Each entry below must be repeated word for word.

Data records:
# # # #

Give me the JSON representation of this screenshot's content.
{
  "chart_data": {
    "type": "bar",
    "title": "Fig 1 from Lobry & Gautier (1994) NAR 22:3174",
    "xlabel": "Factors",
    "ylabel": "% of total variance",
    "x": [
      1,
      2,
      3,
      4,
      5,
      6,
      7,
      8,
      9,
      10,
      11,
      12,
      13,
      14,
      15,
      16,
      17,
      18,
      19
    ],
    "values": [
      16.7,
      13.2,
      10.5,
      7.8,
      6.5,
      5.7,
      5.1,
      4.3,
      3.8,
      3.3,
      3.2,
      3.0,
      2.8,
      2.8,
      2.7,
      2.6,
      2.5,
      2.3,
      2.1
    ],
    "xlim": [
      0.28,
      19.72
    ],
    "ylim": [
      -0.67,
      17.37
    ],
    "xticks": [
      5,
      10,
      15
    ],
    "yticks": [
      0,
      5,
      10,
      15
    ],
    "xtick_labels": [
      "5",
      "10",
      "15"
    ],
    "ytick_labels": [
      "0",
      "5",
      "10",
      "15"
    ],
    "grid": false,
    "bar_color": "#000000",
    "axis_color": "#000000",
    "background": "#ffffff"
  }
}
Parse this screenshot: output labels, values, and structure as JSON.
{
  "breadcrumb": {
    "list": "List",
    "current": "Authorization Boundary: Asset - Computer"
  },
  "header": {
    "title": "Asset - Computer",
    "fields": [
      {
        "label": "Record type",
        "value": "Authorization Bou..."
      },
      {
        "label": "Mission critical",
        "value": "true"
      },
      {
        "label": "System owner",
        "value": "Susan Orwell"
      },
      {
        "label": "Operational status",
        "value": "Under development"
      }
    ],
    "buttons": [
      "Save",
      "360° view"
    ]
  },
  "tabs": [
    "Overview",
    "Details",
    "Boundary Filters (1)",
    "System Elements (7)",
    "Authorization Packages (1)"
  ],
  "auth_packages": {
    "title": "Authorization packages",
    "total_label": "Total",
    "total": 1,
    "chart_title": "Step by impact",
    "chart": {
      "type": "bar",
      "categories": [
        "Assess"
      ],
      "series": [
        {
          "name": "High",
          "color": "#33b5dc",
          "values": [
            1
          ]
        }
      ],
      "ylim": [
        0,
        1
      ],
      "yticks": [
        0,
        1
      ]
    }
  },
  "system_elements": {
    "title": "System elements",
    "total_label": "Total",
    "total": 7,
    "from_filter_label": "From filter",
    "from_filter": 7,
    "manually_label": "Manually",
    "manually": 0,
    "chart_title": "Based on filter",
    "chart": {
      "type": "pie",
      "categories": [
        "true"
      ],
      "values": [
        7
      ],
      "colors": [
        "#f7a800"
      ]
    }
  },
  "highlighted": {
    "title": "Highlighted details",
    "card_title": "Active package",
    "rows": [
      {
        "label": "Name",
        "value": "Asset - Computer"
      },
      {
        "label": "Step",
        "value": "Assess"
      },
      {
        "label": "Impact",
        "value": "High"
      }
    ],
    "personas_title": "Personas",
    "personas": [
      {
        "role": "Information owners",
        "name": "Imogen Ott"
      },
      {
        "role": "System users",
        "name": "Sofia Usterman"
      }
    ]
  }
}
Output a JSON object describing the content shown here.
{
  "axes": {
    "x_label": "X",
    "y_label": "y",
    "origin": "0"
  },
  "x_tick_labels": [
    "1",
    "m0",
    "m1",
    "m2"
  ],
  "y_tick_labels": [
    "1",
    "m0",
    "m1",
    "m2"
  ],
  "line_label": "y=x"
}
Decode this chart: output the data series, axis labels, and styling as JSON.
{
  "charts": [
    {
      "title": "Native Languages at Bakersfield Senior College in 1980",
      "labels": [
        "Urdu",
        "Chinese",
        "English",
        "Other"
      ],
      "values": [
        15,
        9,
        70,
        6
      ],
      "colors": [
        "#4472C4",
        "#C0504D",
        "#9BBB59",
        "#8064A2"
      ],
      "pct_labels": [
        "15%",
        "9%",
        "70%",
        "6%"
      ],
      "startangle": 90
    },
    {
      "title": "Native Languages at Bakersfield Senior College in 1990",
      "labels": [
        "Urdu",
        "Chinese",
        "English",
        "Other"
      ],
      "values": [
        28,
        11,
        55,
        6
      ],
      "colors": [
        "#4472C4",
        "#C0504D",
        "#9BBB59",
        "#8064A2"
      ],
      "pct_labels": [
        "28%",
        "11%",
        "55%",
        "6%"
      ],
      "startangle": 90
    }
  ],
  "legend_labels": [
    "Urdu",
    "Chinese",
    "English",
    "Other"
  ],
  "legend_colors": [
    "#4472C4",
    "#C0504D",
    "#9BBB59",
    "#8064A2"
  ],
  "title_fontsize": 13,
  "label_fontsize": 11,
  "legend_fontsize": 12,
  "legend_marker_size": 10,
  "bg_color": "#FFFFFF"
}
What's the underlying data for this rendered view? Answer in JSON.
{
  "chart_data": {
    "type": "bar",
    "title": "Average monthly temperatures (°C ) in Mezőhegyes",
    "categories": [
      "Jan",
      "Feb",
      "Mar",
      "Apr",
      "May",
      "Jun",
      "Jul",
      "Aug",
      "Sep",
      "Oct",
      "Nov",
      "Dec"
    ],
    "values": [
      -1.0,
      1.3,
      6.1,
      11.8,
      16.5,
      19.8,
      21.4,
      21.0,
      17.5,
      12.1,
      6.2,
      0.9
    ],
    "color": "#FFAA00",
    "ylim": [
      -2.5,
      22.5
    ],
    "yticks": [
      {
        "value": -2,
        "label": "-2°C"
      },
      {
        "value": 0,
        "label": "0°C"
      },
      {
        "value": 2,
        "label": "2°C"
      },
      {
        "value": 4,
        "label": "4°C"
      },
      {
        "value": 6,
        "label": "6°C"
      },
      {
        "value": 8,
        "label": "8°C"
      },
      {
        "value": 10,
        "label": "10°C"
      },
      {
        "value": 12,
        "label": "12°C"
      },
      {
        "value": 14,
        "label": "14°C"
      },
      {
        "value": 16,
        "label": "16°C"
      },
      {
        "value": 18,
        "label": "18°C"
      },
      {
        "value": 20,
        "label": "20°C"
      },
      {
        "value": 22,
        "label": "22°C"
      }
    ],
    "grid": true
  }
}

# # # #

Full response:
Give me the JSON representation of this screenshot's content.
{
  "chart_data": {
    "type": "bar",
    "title": "Fig 1 from Lobry & Gautier (1994) NAR 22:3174",
    "xlabel": "Factors",
    "ylabel": "% of total variance",
    "x": [
      1,
      2,
      3,
      4,
      5,
      6,
      7,
      8,
      9,
      10,
      11,
      12,
      13,
      14,
      15,
      16,
      17,
      18,
      19
    ],
    "values": [
      16.7,
      13.2,
      10.5,
      7.8,
      6.5,
      5.7,
      5.1,
      4.3,
      3.8,
      3.3,
      3.2,
      3.0,
      2.8,
      2.8,
      2.7,
      2.6,
      2.5,
      2.3,
      2.1
    ],
    "xlim": [
      0.28,
      19.72
    ],
    "ylim": [
      -0.67,
      17.37
    ],
    "xticks": [
      5,
      10,
      15
    ],
    "yticks": [
      0,
      5,
      10,
      15
    ],
    "xtick_labels": [
      "5",
      "10",
      "15"
    ],
    "ytick_labels": [
      "0",
      "5",
      "10",
      "15"
    ],
    "grid": false,
    "bar_color": "#000000",
    "axis_color": "#000000",
    "background": "#ffffff"
  }
}
Parse this screenshot: output labels, values, and structure as JSON.
{
  "breadcrumb": {
    "list": "List",
    "current": "Authorization Boundary: Asset - Computer"
  },
  "header": {
    "title": "Asset - Computer",
    "fields": [
      {
        "label": "Record type",
        "value": "Authorization Bou..."
      },
      {
        "label": "Mission critical",
        "value": "true"
      },
      {
        "label": "System owner",
        "value": "Susan Orwell"
      },
      {
        "label": "Operational status",
        "value": "Under development"
      }
    ],
    "buttons": [
      "Save",
      "360° view"
    ]
  },
  "tabs": [
    "Overview",
    "Details",
    "Boundary Filters (1)",
    "System Elements (7)",
    "Authorization Packages (1)"
  ],
  "auth_packages": {
    "title": "Authorization packages",
    "total_label": "Total",
    "total": 1,
    "chart_title": "Step by impact",
    "chart": {
      "type": "bar",
      "categories": [
        "Assess"
      ],
      "series": [
        {
          "name": "High",
          "color": "#33b5dc",
          "values": [
            1
          ]
        }
      ],
      "ylim": [
        0,
        1
      ],
      "yticks": [
        0,
        1
      ]
    }
  },
  "system_elements": {
    "title": "System elements",
    "total_label": "Total",
    "total": 7,
    "from_filter_label": "From filter",
    "from_filter": 7,
    "manually_label": "Manually",
    "manually": 0,
    "chart_title": "Based on filter",
    "chart": {
      "type": "pie",
      "categories": [
        "true"
      ],
      "values": [
        7
      ],
      "colors": [
        "#f7a800"
      ]
    }
  },
  "highlighted": {
    "title": "Highlighted details",
    "card_title": "Active package",
    "rows": [
      {
        "label": "Name",
        "value": "Asset - Computer"
      },
      {
        "label": "Step",
        "value": "Assess"
      },
      {
        "label": "Impact",
        "value": "High"
      }
    ],
    "personas_title": "Personas",
    "personas": [
      {
        "role": "Information owners",
        "name": "Imogen Ott"
      },
      {
        "role": "System users",
        "name": "Sofia Usterman"
      }
    ]
  }
}
Output a JSON object describing the content shown here.
{
  "axes": {
    "x_label": "X",
    "y_label": "y",
    "origin": "0"
  },
  "x_tick_labels": [
    "1",
    "m0",
    "m1",
    "m2"
  ],
  "y_tick_labels": [
    "1",
    "m0",
    "m1",
    "m2"
  ],
  "line_label": "y=x"
}
Decode this chart: output the data series, axis labels, and styling as JSON.
{
  "charts": [
    {
      "title": "Native Languages at Bakersfield Senior College in 1980",
      "labels": [
        "Urdu",
        "Chinese",
        "English",
        "Other"
      ],
      "values": [
        15,
        9,
        70,
        6
      ],
      "colors": [
        "#4472C4",
        "#C0504D",
        "#9BBB59",
        "#8064A2"
      ],
      "pct_labels": [
        "15%",
        "9%",
        "70%",
        "6%"
      ],
      "startangle": 90
    },
    {
      "title": "Native Languages at Bakersfield Senior College in 1990",
      "labels": [
        "Urdu",
        "Chinese",
        "English",
        "Other"
      ],
      "values": [
        28,
        11,
        55,
        6
      ],
      "colors": [
        "#4472C4",
        "#C0504D",
        "#9BBB59",
        "#8064A2"
      ],
      "pct_labels": [
        "28%",
        "11%",
        "55%",
        "6%"
      ],
      "startangle": 90
    }
  ],
  "legend_labels": [
    "Urdu",
    "Chinese",
    "English",
    "Other"
  ],
  "legend_colors": [
    "#4472C4",
    "#C0504D",
    "#9BBB59",
    "#8064A2"
  ],
  "title_fontsize": 13,
  "label_fontsize": 11,
  "legend_fontsize": 12,
  "legend_marker_size": 10,
  "bg_color": "#FFFFFF"
}
What's the underlying data for this rendered view? Answer in JSON.
{
  "chart_data": {
    "type": "bar",
    "title": "Average monthly temperatures (°C ) in Mezőhegyes",
    "categories": [
      "Jan",
      "Feb",
      "Mar",
      "Apr",
      "May",
      "Jun",
      "Jul",
      "Aug",
      "Sep",
      "Oct",
      "Nov",
      "Dec"
    ],
    "values": [
      -1.0,
      1.3,
      6.1,
      11.8,
      16.5,
      19.8,
      21.4,
      21.0,
      17.5,
      12.1,
      6.2,
      0.9
    ],
    "color": "#FFAA00",
    "ylim": [
      -2.5,
      22.5
    ],
    "yticks": [
      {
        "value": -2,
        "label": "-2°C"
      },
      {
        "value": 0,
        "label": "0°C"
      },
      {
        "value": 2,
        "label": "2°C"
      },
      {
        "value": 4,
        "label": "4°C"
      },
      {
        "value": 6,
        "label": "6°C"
      },
      {
        "value": 8,
        "label": "8°C"
      },
      {
        "value": 10,
        "label": "10°C"
      },
      {
        "value": 12,
        "label": "12°C"
      },
      {
        "value": 14,
        "label": "14°C"
      },
      {
        "value": 16,
        "label": "16°C"
      },
      {
        "value": 18,
        "label": "18°C"
      },
      {
        "value": 20,
        "label": "20°C"
      },
      {
        "value": 22,
        "label": "22°C"
      }
    ],
    "grid": true
  }
}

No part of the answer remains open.